[Figure collection entries]
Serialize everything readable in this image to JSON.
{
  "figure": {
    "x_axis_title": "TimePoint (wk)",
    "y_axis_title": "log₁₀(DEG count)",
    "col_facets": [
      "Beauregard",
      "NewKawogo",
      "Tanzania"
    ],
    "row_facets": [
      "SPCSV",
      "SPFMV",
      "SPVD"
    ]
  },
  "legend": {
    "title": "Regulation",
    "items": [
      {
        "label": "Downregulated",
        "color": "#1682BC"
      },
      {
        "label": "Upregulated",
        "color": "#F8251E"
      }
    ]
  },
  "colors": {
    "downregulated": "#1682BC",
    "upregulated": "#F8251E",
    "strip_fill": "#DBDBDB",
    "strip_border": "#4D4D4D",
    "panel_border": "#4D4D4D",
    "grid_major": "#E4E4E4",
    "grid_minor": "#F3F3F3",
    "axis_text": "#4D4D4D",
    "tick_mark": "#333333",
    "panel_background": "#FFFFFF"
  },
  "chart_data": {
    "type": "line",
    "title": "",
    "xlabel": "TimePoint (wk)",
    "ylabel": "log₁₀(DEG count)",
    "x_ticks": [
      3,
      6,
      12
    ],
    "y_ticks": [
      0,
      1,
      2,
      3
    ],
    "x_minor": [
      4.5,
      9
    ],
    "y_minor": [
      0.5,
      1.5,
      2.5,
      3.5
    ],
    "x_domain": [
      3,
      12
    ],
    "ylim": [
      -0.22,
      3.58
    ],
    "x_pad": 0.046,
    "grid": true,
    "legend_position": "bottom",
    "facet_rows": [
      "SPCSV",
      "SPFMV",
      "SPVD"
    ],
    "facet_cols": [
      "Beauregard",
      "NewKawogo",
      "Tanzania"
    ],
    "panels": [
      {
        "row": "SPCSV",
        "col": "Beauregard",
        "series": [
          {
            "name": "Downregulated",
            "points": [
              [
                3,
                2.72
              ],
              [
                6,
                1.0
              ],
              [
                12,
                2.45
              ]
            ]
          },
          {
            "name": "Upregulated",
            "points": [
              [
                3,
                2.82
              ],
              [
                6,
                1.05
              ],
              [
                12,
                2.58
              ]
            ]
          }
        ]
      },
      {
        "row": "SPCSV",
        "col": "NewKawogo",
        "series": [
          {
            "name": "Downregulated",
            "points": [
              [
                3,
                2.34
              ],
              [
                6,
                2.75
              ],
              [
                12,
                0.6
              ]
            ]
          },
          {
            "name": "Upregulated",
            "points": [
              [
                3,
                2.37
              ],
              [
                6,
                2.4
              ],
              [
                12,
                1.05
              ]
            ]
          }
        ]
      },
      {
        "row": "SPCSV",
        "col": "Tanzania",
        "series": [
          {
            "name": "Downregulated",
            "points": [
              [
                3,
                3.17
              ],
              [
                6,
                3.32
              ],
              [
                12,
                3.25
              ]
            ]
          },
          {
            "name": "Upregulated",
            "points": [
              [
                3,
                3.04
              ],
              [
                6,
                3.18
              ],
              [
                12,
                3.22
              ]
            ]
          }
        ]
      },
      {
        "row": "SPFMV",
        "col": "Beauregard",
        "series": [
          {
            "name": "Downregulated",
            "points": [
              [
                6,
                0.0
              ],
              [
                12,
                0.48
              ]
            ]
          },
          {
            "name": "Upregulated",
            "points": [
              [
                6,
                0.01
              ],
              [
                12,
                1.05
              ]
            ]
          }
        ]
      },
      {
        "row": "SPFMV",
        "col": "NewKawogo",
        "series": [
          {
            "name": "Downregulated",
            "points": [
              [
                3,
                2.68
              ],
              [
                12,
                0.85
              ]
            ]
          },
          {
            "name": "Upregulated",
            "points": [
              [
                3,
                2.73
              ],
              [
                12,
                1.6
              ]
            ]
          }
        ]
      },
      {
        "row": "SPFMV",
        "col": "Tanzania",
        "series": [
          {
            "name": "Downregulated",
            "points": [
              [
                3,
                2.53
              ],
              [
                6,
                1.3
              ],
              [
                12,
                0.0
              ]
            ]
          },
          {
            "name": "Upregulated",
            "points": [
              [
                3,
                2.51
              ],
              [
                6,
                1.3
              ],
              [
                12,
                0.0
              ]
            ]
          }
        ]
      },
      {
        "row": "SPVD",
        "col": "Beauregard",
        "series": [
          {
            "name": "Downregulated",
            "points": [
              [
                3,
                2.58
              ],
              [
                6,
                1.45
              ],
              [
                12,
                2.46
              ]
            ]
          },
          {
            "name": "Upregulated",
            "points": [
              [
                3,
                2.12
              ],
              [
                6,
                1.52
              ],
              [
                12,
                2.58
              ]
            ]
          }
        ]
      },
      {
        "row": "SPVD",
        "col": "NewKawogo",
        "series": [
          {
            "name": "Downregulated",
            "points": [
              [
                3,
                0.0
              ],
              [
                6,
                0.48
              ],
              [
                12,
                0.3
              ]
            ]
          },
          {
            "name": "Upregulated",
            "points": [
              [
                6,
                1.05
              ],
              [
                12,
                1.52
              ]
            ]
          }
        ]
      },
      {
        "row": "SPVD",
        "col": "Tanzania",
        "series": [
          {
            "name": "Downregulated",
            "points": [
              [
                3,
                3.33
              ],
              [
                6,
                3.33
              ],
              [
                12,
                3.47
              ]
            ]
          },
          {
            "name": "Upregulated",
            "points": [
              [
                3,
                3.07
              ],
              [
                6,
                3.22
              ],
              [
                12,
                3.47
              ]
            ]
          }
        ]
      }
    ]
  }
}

* Direction: Extract each entry in full and write it down exactly.

* Response to this task:
Serialize everything readable in this image to JSON.
{
  "figure": {
    "x_axis_title": "TimePoint (wk)",
    "y_axis_title": "log₁₀(DEG count)",
    "col_facets": [
      "Beauregard",
      "NewKawogo",
      "Tanzania"
    ],
    "row_facets": [
      "SPCSV",
      "SPFMV",
      "SPVD"
    ]
  },
  "legend": {
    "title": "Regulation",
    "items": [
      {
        "label": "Downregulated",
        "color": "#1682BC"
      },
      {
        "label": "Upregulated",
        "color": "#F8251E"
      }
    ]
  },
  "colors": {
    "downregulated": "#1682BC",
    "upregulated": "#F8251E",
    "strip_fill": "#DBDBDB",
    "strip_border": "#4D4D4D",
    "panel_border": "#4D4D4D",
    "grid_major": "#E4E4E4",
    "grid_minor": "#F3F3F3",
    "axis_text": "#4D4D4D",
    "tick_mark": "#333333",
    "panel_background": "#FFFFFF"
  },
  "chart_data": {
    "type": "line",
    "title": "",
    "xlabel": "TimePoint (wk)",
    "ylabel": "log₁₀(DEG count)",
    "x_ticks": [
      3,
      6,
      12
    ],
    "y_ticks": [
      0,
      1,
      2,
      3
    ],
    "x_minor": [
      4.5,
      9
    ],
    "y_minor": [
      0.5,
      1.5,
      2.5,
      3.5
    ],
    "x_domain": [
      3,
      12
    ],
    "ylim": [
      -0.22,
      3.58
    ],
    "x_pad": 0.046,
    "grid": true,
    "legend_position": "bottom",
    "facet_rows": [
      "SPCSV",
      "SPFMV",
      "SPVD"
    ],
    "facet_cols": [
      "Beauregard",
      "NewKawogo",
      "Tanzania"
    ],
    "panels": [
      {
        "row": "SPCSV",
        "col": "Beauregard",
        "series": [
          {
            "name": "Downregulated",
            "points": [
              [
                3,
                2.72
              ],
              [
                6,
                1.0
              ],
              [
                12,
                2.45
              ]
            ]
          },
          {
            "name": "Upregulated",
            "points": [
              [
                3,
                2.82
              ],
              [
                6,
                1.05
              ],
              [
                12,
                2.58
              ]
            ]
          }
        ]
      },
      {
        "row": "SPCSV",
        "col": "NewKawogo",
        "series": [
          {
            "name": "Downregulated",
            "points": [
              [
                3,
                2.34
              ],
              [
                6,
                2.75
              ],
              [
                12,
                0.6
              ]
            ]
          },
          {
            "name": "Upregulated",
            "points": [
              [
                3,
                2.37
              ],
              [
                6,
                2.4
              ],
              [
                12,
                1.05
              ]
            ]
          }
        ]
      },
      {
        "row": "SPCSV",
        "col": "Tanzania",
        "series": [
          {
            "name": "Downregulated",
            "points": [
              [
                3,
                3.17
              ],
              [
                6,
                3.32
              ],
              [
                12,
                3.25
              ]
            ]
          },
          {
            "name": "Upregulated",
            "points": [
              [
                3,
                3.04
              ],
              [
                6,
                3.18
              ],
              [
                12,
                3.22
              ]
            ]
          }
        ]
      },
      {
        "row": "SPFMV",
        "col": "Beauregard",
        "series": [
          {
            "name": "Downregulated",
            "points": [
              [
                6,
                0.0
              ],
              [
                12,
                0.48
              ]
            ]
          },
          {
            "name": "Upregulated",
            "points": [
              [
                6,
                0.01
              ],
              [
                12,
                1.05
              ]
            ]
          }
        ]
      },
      {
        "row": "SPFMV",
        "col": "NewKawogo",
        "series": [
          {
            "name": "Downregulated",
            "points": [
              [
                3,
                2.68
              ],
              [
                12,
                0.85
              ]
            ]
          },
          {
            "name": "Upregulated",
            "points": [
              [
                3,
                2.73
              ],
              [
                12,
                1.6
              ]
            ]
          }
        ]
      },
      {
        "row": "SPFMV",
        "col": "Tanzania",
        "series": [
          {
            "name": "Downregulated",
            "points": [
              [
                3,
                2.53
              ],
              [
                6,
                1.3
              ],
              [
                12,
                0.0
              ]
            ]
          },
          {
            "name": "Upregulated",
            "points": [
              [
                3,
                2.51
              ],
              [
                6,
                1.3
              ],
              [
                12,
                0.0
              ]
            ]
          }
        ]
      },
      {
        "row": "SPVD",
        "col": "Beauregard",
        "series": [
          {
            "name": "Downregulated",
            "points": [
              [
                3,
                2.58
              ],
              [
                6,
                1.45
              ],
              [
                12,
                2.46
              ]
            ]
          },
          {
            "name": "Upregulated",
            "points": [
              [
                3,
                2.12
              ],
              [
                6,
                1.52
              ],
              [
                12,
                2.58
              ]
            ]
          }
        ]
      },
      {
        "row": "SPVD",
        "col": "NewKawogo",
        "series": [
          {
            "name": "Downregulated",
            "points": [
              [
                3,
                0.0
              ],
              [
                6,
                0.48
              ],
              [
                12,
                0.3
              ]
            ]
          },
          {
            "name": "Upregulated",
            "points": [
              [
                6,
                1.05
              ],
              [
                12,
                1.52
              ]
            ]
          }
        ]
      },
      {
        "row": "SPVD",
        "col": "Tanzania",
        "series": [
          {
            "name": "Downregulated",
            "points": [
              [
                3,
                3.33
              ],
              [
                6,
                3.33
              ],
              [
                12,
                3.47
              ]
            ]
          },
          {
            "name": "Upregulated",
            "points": [
              [
                3,
                3.07
              ],
              [
                6,
                3.22
              ],
              [
                12,
                3.47
              ]
            ]
          }
        ]
      }
    ]
  }
}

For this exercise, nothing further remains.